Reproduce word for word the part of the post below on child maltreatment from "I believe a" up to and including "at this time.".

PAGE EXTRACT
□ □ □ □ □ □ □

Monday, April 1, 2013

My Thoughts on Child Maltreatment


In looking at statistics and information on child maltreatment in the home, it is obvious to see that child abuse is an issue in which has gotten worse in the last five to ten years. While looking at the first graph on the page that I posted off of childhelp.org it shows the amount of youth death due to neglect and abuse over the past twelve years. It shows the graph going up more than two million children in the last twelve years. This, in my opinion is jaw dropping. One would assume that in time these instances would lessen. But it seems that even though these situations are being talked about, nothing is being done to stop them.
I believe a large reasoning for this is the lack of respect and well-paid jobs for helping professions. Children are our future, as cheesy as that sounds, and to have so many caught in the middle of violent relationships and living in unsafe environments we are simply setting the next generation up for failure. As Albert Bandura showed through modeling, it is hard to break habits that were learned at a young age in your home life, and if a child can make it through poor treatment, it does not mean that they will not continue the pattern and possibly abuse or neglect their children when they grow up. In my opinion the only way to break the cycle is to stop child abuse at the source. And that is why I believe those in the helping professions should be valued and placed in a higher standing than they are at this time.

□ □ □ □ □ □ □

DATA SECTION
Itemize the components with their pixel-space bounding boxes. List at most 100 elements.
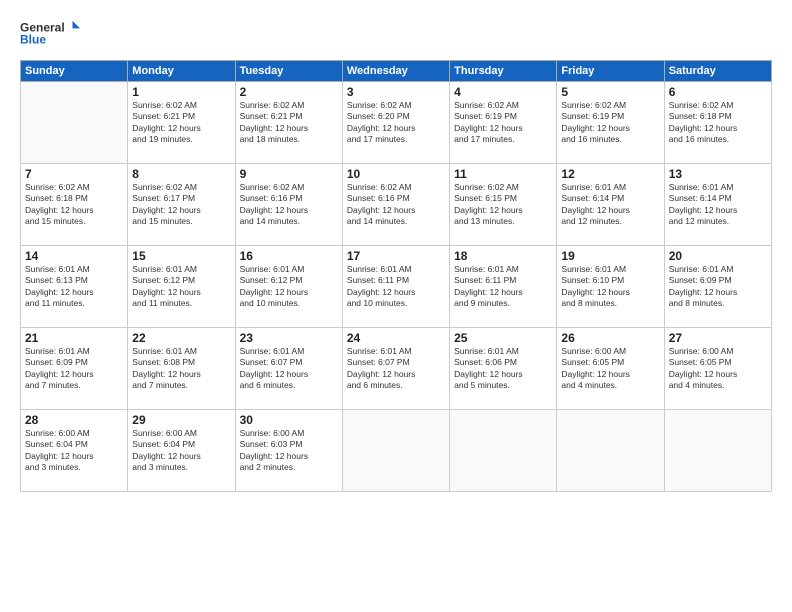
calendar-cell: 9Sunrise: 6:02 AM Sunset: 6:16 PM Daylig… (235, 164, 342, 246)
calendar-cell: 3Sunrise: 6:02 AM Sunset: 6:20 PM Daylig… (342, 82, 449, 164)
day-number: 24 (347, 331, 445, 345)
day-info: Sunrise: 6:01 AM Sunset: 6:10 PM Dayligh… (561, 264, 659, 310)
day-number: 6 (669, 85, 767, 99)
day-info: Sunrise: 6:00 AM Sunset: 6:05 PM Dayligh… (561, 346, 659, 392)
day-number: 18 (454, 249, 552, 263)
calendar-cell: 6Sunrise: 6:02 AM Sunset: 6:18 PM Daylig… (664, 82, 771, 164)
calendar-cell: 19Sunrise: 6:01 AM Sunset: 6:10 PM Dayli… (557, 246, 664, 328)
day-number: 1 (132, 85, 230, 99)
day-info: Sunrise: 6:01 AM Sunset: 6:14 PM Dayligh… (561, 182, 659, 228)
calendar-cell (450, 410, 557, 492)
day-info: Sunrise: 6:02 AM Sunset: 6:17 PM Dayligh… (132, 182, 230, 228)
day-info: Sunrise: 6:02 AM Sunset: 6:18 PM Dayligh… (25, 182, 123, 228)
day-info: Sunrise: 6:00 AM Sunset: 6:05 PM Dayligh… (669, 346, 767, 392)
week-row-1: 1Sunrise: 6:02 AM Sunset: 6:21 PM Daylig… (21, 82, 772, 164)
day-info: Sunrise: 6:00 AM Sunset: 6:04 PM Dayligh… (25, 428, 123, 474)
day-info: Sunrise: 6:00 AM Sunset: 6:04 PM Dayligh… (132, 428, 230, 474)
day-number: 9 (240, 167, 338, 181)
col-header-thursday: Thursday (450, 61, 557, 82)
day-number: 4 (454, 85, 552, 99)
day-number: 29 (132, 413, 230, 427)
day-number: 25 (454, 331, 552, 345)
calendar-cell: 22Sunrise: 6:01 AM Sunset: 6:08 PM Dayli… (128, 328, 235, 410)
day-info: Sunrise: 6:02 AM Sunset: 6:21 PM Dayligh… (132, 100, 230, 146)
col-header-sunday: Sunday (21, 61, 128, 82)
day-info: Sunrise: 6:02 AM Sunset: 6:20 PM Dayligh… (347, 100, 445, 146)
day-number: 23 (240, 331, 338, 345)
header: General Blue (20, 15, 772, 50)
calendar-cell: 29Sunrise: 6:00 AM Sunset: 6:04 PM Dayli… (128, 410, 235, 492)
day-info: Sunrise: 6:01 AM Sunset: 6:12 PM Dayligh… (240, 264, 338, 310)
day-info: Sunrise: 6:01 AM Sunset: 6:12 PM Dayligh… (132, 264, 230, 310)
day-number: 30 (240, 413, 338, 427)
day-info: Sunrise: 6:02 AM Sunset: 6:19 PM Dayligh… (561, 100, 659, 146)
day-number: 14 (25, 249, 123, 263)
logo-svg: General Blue (20, 15, 80, 50)
col-header-wednesday: Wednesday (342, 61, 449, 82)
calendar-cell (557, 410, 664, 492)
calendar-cell: 12Sunrise: 6:01 AM Sunset: 6:14 PM Dayli… (557, 164, 664, 246)
day-info: Sunrise: 6:00 AM Sunset: 6:03 PM Dayligh… (240, 428, 338, 474)
calendar-cell: 20Sunrise: 6:01 AM Sunset: 6:09 PM Dayli… (664, 246, 771, 328)
calendar-cell: 25Sunrise: 6:01 AM Sunset: 6:06 PM Dayli… (450, 328, 557, 410)
day-number: 22 (132, 331, 230, 345)
calendar-cell (664, 410, 771, 492)
day-number: 21 (25, 331, 123, 345)
day-info: Sunrise: 6:01 AM Sunset: 6:11 PM Dayligh… (454, 264, 552, 310)
day-number: 8 (132, 167, 230, 181)
day-number: 28 (25, 413, 123, 427)
day-number: 3 (347, 85, 445, 99)
week-row-5: 28Sunrise: 6:00 AM Sunset: 6:04 PM Dayli… (21, 410, 772, 492)
calendar-table: SundayMondayTuesdayWednesdayThursdayFrid… (20, 60, 772, 492)
calendar-cell: 8Sunrise: 6:02 AM Sunset: 6:17 PM Daylig… (128, 164, 235, 246)
calendar-header-row: SundayMondayTuesdayWednesdayThursdayFrid… (21, 61, 772, 82)
day-info: Sunrise: 6:02 AM Sunset: 6:16 PM Dayligh… (347, 182, 445, 228)
week-row-2: 7Sunrise: 6:02 AM Sunset: 6:18 PM Daylig… (21, 164, 772, 246)
day-info: Sunrise: 6:02 AM Sunset: 6:16 PM Dayligh… (240, 182, 338, 228)
week-row-3: 14Sunrise: 6:01 AM Sunset: 6:13 PM Dayli… (21, 246, 772, 328)
calendar-cell: 16Sunrise: 6:01 AM Sunset: 6:12 PM Dayli… (235, 246, 342, 328)
calendar-cell: 1Sunrise: 6:02 AM Sunset: 6:21 PM Daylig… (128, 82, 235, 164)
calendar-cell: 15Sunrise: 6:01 AM Sunset: 6:12 PM Dayli… (128, 246, 235, 328)
col-header-tuesday: Tuesday (235, 61, 342, 82)
calendar-cell: 18Sunrise: 6:01 AM Sunset: 6:11 PM Dayli… (450, 246, 557, 328)
logo: General Blue (20, 15, 80, 50)
day-number: 26 (561, 331, 659, 345)
day-number: 5 (561, 85, 659, 99)
col-header-monday: Monday (128, 61, 235, 82)
day-info: Sunrise: 6:01 AM Sunset: 6:09 PM Dayligh… (669, 264, 767, 310)
day-info: Sunrise: 6:01 AM Sunset: 6:07 PM Dayligh… (240, 346, 338, 392)
day-info: Sunrise: 6:02 AM Sunset: 6:21 PM Dayligh… (240, 100, 338, 146)
day-number: 27 (669, 331, 767, 345)
day-number: 13 (669, 167, 767, 181)
week-row-4: 21Sunrise: 6:01 AM Sunset: 6:09 PM Dayli… (21, 328, 772, 410)
day-number: 11 (454, 167, 552, 181)
day-info: Sunrise: 6:01 AM Sunset: 6:08 PM Dayligh… (132, 346, 230, 392)
calendar-cell: 30Sunrise: 6:00 AM Sunset: 6:03 PM Dayli… (235, 410, 342, 492)
calendar-cell: 10Sunrise: 6:02 AM Sunset: 6:16 PM Dayli… (342, 164, 449, 246)
calendar-cell: 13Sunrise: 6:01 AM Sunset: 6:14 PM Dayli… (664, 164, 771, 246)
col-header-saturday: Saturday (664, 61, 771, 82)
day-number: 15 (132, 249, 230, 263)
day-number: 10 (347, 167, 445, 181)
calendar-cell: 27Sunrise: 6:00 AM Sunset: 6:05 PM Dayli… (664, 328, 771, 410)
calendar-cell: 5Sunrise: 6:02 AM Sunset: 6:19 PM Daylig… (557, 82, 664, 164)
calendar-cell: 7Sunrise: 6:02 AM Sunset: 6:18 PM Daylig… (21, 164, 128, 246)
calendar-cell (21, 82, 128, 164)
calendar-cell: 11Sunrise: 6:02 AM Sunset: 6:15 PM Dayli… (450, 164, 557, 246)
day-number: 12 (561, 167, 659, 181)
day-info: Sunrise: 6:02 AM Sunset: 6:15 PM Dayligh… (454, 182, 552, 228)
day-info: Sunrise: 6:02 AM Sunset: 6:19 PM Dayligh… (454, 100, 552, 146)
calendar-cell (342, 410, 449, 492)
calendar-cell: 26Sunrise: 6:00 AM Sunset: 6:05 PM Dayli… (557, 328, 664, 410)
day-number: 7 (25, 167, 123, 181)
calendar-cell: 17Sunrise: 6:01 AM Sunset: 6:11 PM Dayli… (342, 246, 449, 328)
day-number: 19 (561, 249, 659, 263)
day-info: Sunrise: 6:01 AM Sunset: 6:07 PM Dayligh… (347, 346, 445, 392)
calendar-cell: 23Sunrise: 6:01 AM Sunset: 6:07 PM Dayli… (235, 328, 342, 410)
day-number: 20 (669, 249, 767, 263)
calendar-cell: 21Sunrise: 6:01 AM Sunset: 6:09 PM Dayli… (21, 328, 128, 410)
svg-text:Blue: Blue (20, 32, 46, 46)
day-info: Sunrise: 6:02 AM Sunset: 6:18 PM Dayligh… (669, 100, 767, 146)
day-number: 17 (347, 249, 445, 263)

□ □ □ □ □ □ □

FULL OUTPUT
I believe a large reasoning for this is the lack of respect and well-paid jobs for helping professions. Children are our future, as cheesy as that sounds, and to have so many caught in the middle of violent relationships and living in unsafe environments we are simply setting the next generation up for failure. As Albert Bandura showed through modeling, it is hard to break habits that were learned at a young age in your home life, and if a child can make it through poor treatment, it does not mean that they will not continue the pattern and possibly abuse or neglect their children when they grow up. In my opinion the only way to break the cycle is to stop child abuse at the source. And that is why I believe those in the helping professions should be valued and placed in a higher standing than they are at this time.